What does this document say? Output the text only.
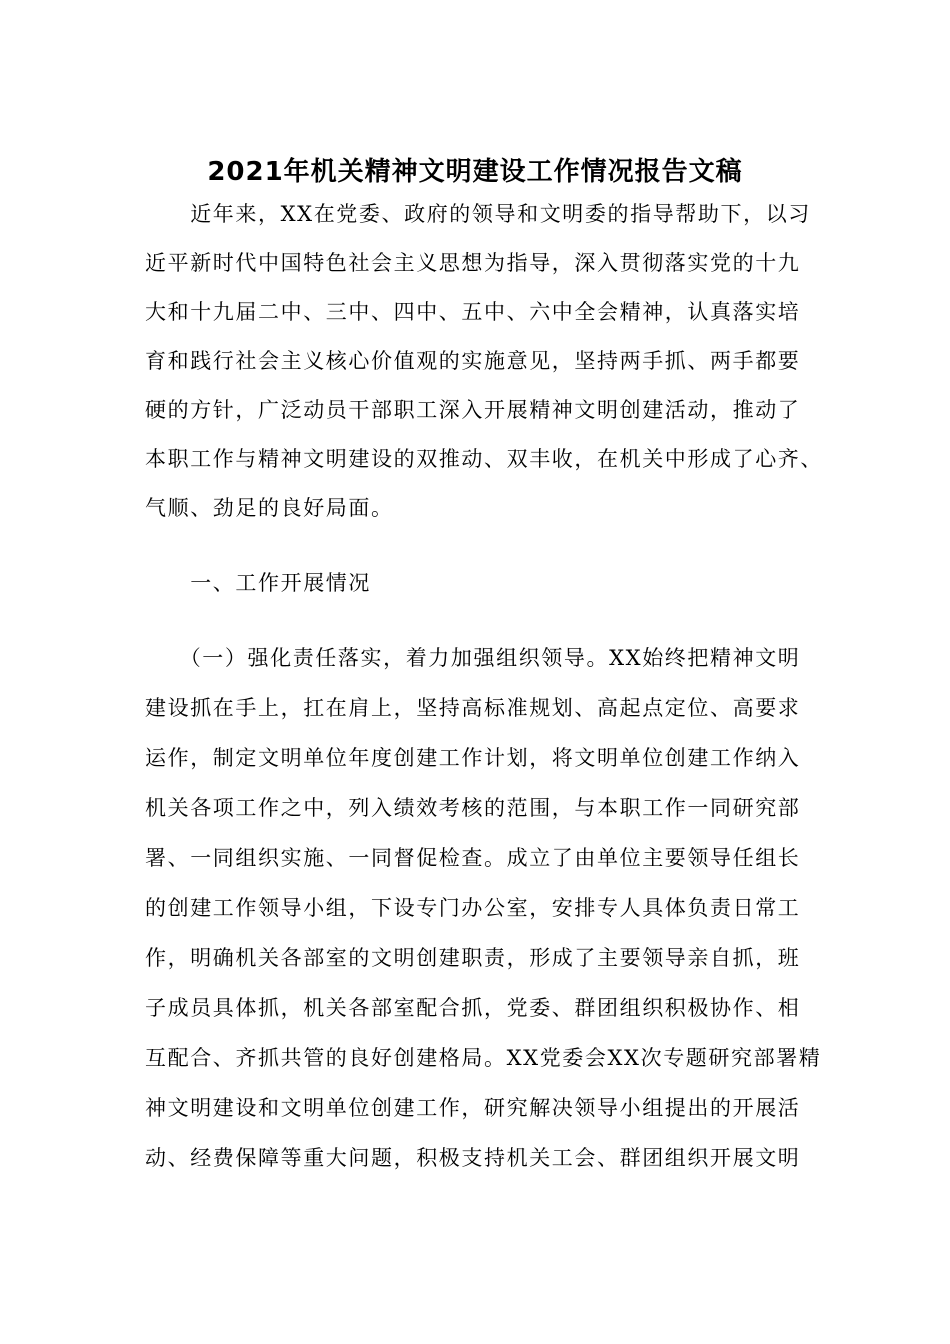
2021年机关精神文明建设工作情况报告文稿
　　近年来，XX在党委、政府的领导和文明委的指导帮助下，以习
近平新时代中国特色社会主义思想为指导，深入贯彻落实党的十九
大和十九届二中、三中、四中、五中、六中全会精神，认真落实培
育和践行社会主义核心价值观的实施意见，坚持两手抓、两手都要
硬的方针，广泛动员干部职工深入开展精神文明创建活动，推动了
本职工作与精神文明建设的双推动、双丰收，在机关中形成了心齐、
气顺、劲足的良好局面。
　　一、工作开展情况
　　（一）强化责任落实，着力加强组织领导。XX始终把精神文明
建设抓在手上，扛在肩上，坚持高标准规划、高起点定位、高要求
运作，制定文明单位年度创建工作计划，将文明单位创建工作纳入
机关各项工作之中，列入绩效考核的范围，与本职工作一同研究部
署、一同组织实施、一同督促检查。成立了由单位主要领导任组长
的创建工作领导小组，下设专门办公室，安排专人具体负责日常工
作，明确机关各部室的文明创建职责，形成了主要领导亲自抓，班
子成员具体抓，机关各部室配合抓，党委、群团组织积极协作、相
互配合、齐抓共管的良好创建格局。XX党委会XX次专题研究部署精
神文明建设和文明单位创建工作，研究解决领导小组提出的开展活
动、经费保障等重大问题，积极支持机关工会、群团组织开展文明
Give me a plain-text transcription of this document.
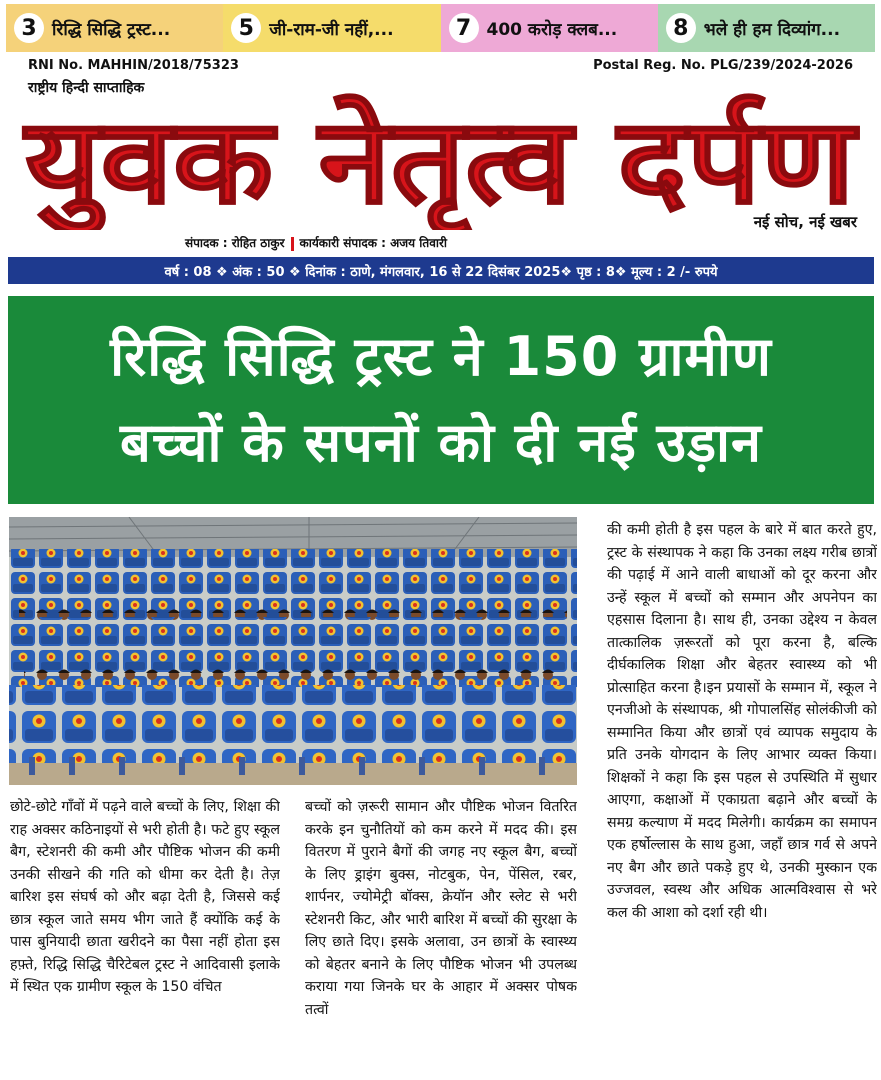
3 रिद्धि सिद्धि ट्रस्ट...	5 जी-राम-जी नहीं,...	7 400 करोड़ क्लब...	8 भले ही हम दिव्यांग...
RNI No. MAHHIN/2018/75323	Postal Reg. No. PLG/239/2024-2026
राष्ट्रीय हिन्दी साप्ताहिक
युवक नेतृत्व दर्पण
नई सोच, नई खबर
संपादक : रोहित ठाकुर कार्यकारी संपादक : अजय तिवारी
वर्ष : 08 ❖ अंक : 50 ❖ दिनांक : ठाणे, मंगलवार, 16 से 22 दिसंबर 2025❖ पृष्ठ : 8❖ मूल्य : 2 /- रुपये
रिद्धि सिद्धि ट्रस्ट ने 150 ग्रामीण
बच्चों के सपनों को दी नई उड़ान
छोटे-छोटे गाँवों में पढ़ने वाले बच्चों के लिए, शिक्षा की राह अक्सर कठिनाइयों से भरी होती है। फटे हुए स्कूल बैग, स्टेशनरी की कमी और पौष्टिक भोजन की कमी उनकी सीखने की गति को धीमा कर देती है। तेज़ बारिश इस संघर्ष को और बढ़ा देती है, जिससे कई छात्र स्कूल जाते समय भीग जाते हैं क्योंकि कई के पास बुनियादी छाता खरीदने का पैसा नहीं होता इस हफ़्ते, रिद्धि सिद्धि चैरिटेबल ट्रस्ट ने आदिवासी इलाके में स्थित एक ग्रामीण स्कूल के 150 वंचित
बच्चों को ज़रूरी सामान और पौष्टिक भोजन वितरित करके इन चुनौतियों को कम करने में मदद की। इस वितरण में पुराने बैगों की जगह नए स्कूल बैग, बच्चों के लिए ड्राइंग बुक्स, नोटबुक, पेन, पेंसिल, रबर, शार्पनर, ज्योमेट्री बॉक्स, क्रेयॉन और स्लेट से भरी स्टेशनरी किट, और भारी बारिश में बच्चों की सुरक्षा के लिए छाते दिए। इसके अलावा, उन छात्रों के स्वास्थ्य को बेहतर बनाने के लिए पौष्टिक भोजन भी उपलब्ध कराया गया जिनके घर के आहार में अक्सर पोषक तत्वों
की कमी होती है इस पहल के बारे में बात करते हुए, ट्रस्ट के संस्थापक ने कहा कि उनका लक्ष्य गरीब छात्रों की पढ़ाई में आने वाली बाधाओं को दूर करना और उन्हें स्कूल में बच्चों को सम्मान और अपनेपन का एहसास दिलाना है। साथ ही, उनका उद्देश्य न केवल तात्कालिक ज़रूरतों को पूरा करना है, बल्कि दीर्घकालिक शिक्षा और बेहतर स्वास्थ्य को भी प्रोत्साहित करना है।इन प्रयासों के सम्मान में, स्कूल ने एनजीओ के संस्थापक, श्री गोपालसिंह सोलंकीजी को सम्मानित किया और छात्रों एवं व्यापक समुदाय के प्रति उनके योगदान के लिए आभार व्यक्त किया। शिक्षकों ने कहा कि इस पहल से उपस्थिति में सुधार आएगा, कक्षाओं में एकाग्रता बढ़ाने और बच्चों के समग्र कल्याण में मदद मिलेगी। कार्यक्रम का समापन एक हर्षोल्लास के साथ हुआ, जहाँ छात्र गर्व से अपने नए बैग और छाते पकड़े हुए थे, उनकी मुस्कान एक उज्जवल, स्वस्थ और अधिक आत्मविश्वास से भरे कल की आशा को दर्शा रही थी।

======

→ **JOB**
Go through the data above and find the lines with the word "text". Copy each of those lines.

→ **CORRECT ANSWER**
What does this document say? Output the text only.
Give me a plain-text transcription of this document.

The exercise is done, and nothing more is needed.